┌─ Record set
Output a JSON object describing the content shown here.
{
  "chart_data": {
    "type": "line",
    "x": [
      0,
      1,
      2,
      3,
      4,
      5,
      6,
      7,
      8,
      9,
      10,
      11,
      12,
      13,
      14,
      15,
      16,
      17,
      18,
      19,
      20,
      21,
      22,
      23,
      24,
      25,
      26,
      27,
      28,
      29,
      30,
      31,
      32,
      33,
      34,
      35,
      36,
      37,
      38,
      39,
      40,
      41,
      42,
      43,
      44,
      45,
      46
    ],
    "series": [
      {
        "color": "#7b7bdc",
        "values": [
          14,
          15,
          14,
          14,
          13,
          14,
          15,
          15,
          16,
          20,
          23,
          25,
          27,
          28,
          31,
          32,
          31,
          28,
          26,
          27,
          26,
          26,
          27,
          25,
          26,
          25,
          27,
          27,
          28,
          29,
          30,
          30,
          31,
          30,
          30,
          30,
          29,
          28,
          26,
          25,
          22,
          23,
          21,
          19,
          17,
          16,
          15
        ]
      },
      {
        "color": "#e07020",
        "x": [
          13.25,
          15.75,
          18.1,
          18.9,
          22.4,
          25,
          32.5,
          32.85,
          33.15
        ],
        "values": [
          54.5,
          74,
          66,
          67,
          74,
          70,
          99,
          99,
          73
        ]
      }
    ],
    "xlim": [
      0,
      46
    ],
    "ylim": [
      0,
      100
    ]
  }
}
└─
┌─ Record set
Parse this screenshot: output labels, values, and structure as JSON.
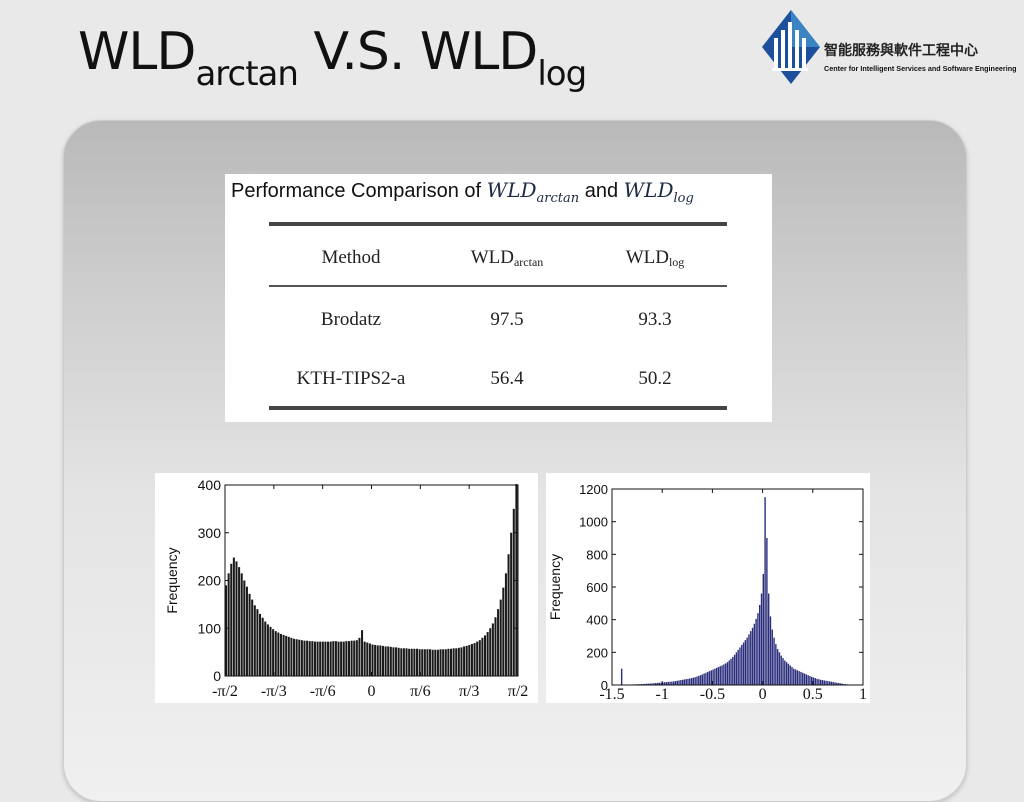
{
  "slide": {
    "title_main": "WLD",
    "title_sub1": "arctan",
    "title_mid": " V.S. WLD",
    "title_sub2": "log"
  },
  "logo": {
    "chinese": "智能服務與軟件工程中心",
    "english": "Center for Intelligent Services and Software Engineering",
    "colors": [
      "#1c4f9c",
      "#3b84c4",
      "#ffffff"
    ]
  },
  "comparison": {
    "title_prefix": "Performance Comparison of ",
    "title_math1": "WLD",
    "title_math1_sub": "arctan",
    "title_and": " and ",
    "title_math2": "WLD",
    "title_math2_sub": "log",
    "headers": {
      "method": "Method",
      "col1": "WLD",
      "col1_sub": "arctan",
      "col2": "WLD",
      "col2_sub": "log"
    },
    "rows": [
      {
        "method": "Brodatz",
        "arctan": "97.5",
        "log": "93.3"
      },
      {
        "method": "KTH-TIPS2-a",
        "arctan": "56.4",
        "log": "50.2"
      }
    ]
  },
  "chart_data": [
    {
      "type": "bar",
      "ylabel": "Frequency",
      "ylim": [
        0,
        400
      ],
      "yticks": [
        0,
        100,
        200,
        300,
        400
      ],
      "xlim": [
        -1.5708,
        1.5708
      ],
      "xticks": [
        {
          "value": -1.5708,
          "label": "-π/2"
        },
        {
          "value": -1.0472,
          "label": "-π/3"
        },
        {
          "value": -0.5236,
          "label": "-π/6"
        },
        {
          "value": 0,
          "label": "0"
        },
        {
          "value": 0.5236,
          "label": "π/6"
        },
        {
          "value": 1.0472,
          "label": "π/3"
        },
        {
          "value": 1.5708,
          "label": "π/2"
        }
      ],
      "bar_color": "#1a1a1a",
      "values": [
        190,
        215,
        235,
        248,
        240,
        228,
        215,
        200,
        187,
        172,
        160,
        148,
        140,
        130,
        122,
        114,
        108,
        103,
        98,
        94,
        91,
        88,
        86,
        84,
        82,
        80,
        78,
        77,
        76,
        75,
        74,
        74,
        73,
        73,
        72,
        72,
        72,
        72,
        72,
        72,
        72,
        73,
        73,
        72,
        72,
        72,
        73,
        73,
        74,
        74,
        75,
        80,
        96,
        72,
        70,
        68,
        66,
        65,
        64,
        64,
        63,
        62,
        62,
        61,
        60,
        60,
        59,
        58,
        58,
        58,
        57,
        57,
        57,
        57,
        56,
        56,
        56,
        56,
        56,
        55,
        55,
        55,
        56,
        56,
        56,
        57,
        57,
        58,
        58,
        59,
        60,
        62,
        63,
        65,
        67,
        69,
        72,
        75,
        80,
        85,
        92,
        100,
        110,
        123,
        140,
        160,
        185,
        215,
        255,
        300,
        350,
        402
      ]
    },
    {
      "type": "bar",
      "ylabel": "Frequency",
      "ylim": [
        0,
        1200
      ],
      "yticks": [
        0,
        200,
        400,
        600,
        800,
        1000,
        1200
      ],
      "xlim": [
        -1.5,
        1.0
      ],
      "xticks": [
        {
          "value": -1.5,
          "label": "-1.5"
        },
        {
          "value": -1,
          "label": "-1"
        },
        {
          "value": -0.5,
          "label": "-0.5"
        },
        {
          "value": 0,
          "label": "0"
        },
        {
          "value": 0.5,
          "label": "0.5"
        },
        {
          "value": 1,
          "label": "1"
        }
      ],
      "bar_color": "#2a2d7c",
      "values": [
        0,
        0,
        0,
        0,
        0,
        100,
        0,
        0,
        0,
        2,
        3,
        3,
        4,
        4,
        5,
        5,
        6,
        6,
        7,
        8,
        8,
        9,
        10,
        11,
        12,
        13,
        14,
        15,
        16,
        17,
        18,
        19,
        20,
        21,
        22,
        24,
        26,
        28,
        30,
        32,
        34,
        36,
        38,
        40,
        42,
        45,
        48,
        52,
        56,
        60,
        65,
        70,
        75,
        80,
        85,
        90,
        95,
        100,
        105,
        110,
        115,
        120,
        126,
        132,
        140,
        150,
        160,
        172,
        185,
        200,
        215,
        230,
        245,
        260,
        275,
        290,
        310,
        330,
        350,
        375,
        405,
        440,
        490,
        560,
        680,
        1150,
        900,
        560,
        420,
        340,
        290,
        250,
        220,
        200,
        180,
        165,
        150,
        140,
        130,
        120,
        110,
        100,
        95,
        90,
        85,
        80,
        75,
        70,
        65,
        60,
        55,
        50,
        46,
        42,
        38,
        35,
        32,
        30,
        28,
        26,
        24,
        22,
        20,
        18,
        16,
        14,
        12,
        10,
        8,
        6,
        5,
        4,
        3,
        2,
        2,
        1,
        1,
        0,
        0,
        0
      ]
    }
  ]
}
└─
# The task
Return every line of the preceding records in which the word "method" appears.

# Solution for this exercise
      "method": "Method",
        "method": "Brodatz",
        "method": "KTH-TIPS2-a",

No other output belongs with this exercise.